■ Exercise directions: Output the records. Match them exactly.

■ Records for the task:
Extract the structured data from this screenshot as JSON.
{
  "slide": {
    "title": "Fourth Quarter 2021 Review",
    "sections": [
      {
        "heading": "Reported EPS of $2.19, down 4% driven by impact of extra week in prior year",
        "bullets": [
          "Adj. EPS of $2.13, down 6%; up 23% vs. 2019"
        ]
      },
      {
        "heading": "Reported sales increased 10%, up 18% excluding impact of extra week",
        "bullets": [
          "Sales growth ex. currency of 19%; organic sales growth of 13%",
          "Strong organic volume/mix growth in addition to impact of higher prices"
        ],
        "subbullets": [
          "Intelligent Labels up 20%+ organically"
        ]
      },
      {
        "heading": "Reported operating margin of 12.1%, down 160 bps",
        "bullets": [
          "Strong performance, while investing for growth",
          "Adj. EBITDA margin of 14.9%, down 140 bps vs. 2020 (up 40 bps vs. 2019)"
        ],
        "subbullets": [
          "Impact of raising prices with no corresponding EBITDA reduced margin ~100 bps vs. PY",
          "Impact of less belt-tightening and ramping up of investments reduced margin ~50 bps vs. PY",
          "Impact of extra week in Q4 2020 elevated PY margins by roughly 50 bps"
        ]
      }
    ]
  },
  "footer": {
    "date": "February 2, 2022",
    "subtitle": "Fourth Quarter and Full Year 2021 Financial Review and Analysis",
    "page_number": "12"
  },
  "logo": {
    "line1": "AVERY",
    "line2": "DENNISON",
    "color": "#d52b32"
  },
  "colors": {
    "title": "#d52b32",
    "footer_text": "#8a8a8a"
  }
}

■ Exercise output:
Extract the structured data from this screenshot as JSON.
{
  "slide": {
    "title": "Fourth Quarter 2021 Review",
    "sections": [
      {
        "heading": "Reported EPS of $2.19, down 4% driven by impact of extra week in prior year",
        "bullets": [
          "Adj. EPS of $2.13, down 6%; up 23% vs. 2019"
        ]
      },
      {
        "heading": "Reported sales increased 10%, up 18% excluding impact of extra week",
        "bullets": [
          "Sales growth ex. currency of 19%; organic sales growth of 13%",
          "Strong organic volume/mix growth in addition to impact of higher prices"
        ],
        "subbullets": [
          "Intelligent Labels up 20%+ organically"
        ]
      },
      {
        "heading": "Reported operating margin of 12.1%, down 160 bps",
        "bullets": [
          "Strong performance, while investing for growth",
          "Adj. EBITDA margin of 14.9%, down 140 bps vs. 2020 (up 40 bps vs. 2019)"
        ],
        "subbullets": [
          "Impact of raising prices with no corresponding EBITDA reduced margin ~100 bps vs. PY",
          "Impact of less belt-tightening and ramping up of investments reduced margin ~50 bps vs. PY",
          "Impact of extra week in Q4 2020 elevated PY margins by roughly 50 bps"
        ]
      }
    ]
  },
  "footer": {
    "date": "February 2, 2022",
    "subtitle": "Fourth Quarter and Full Year 2021 Financial Review and Analysis",
    "page_number": "12"
  },
  "logo": {
    "line1": "AVERY",
    "line2": "DENNISON",
    "color": "#d52b32"
  },
  "colors": {
    "title": "#d52b32",
    "footer_text": "#8a8a8a"
  }
}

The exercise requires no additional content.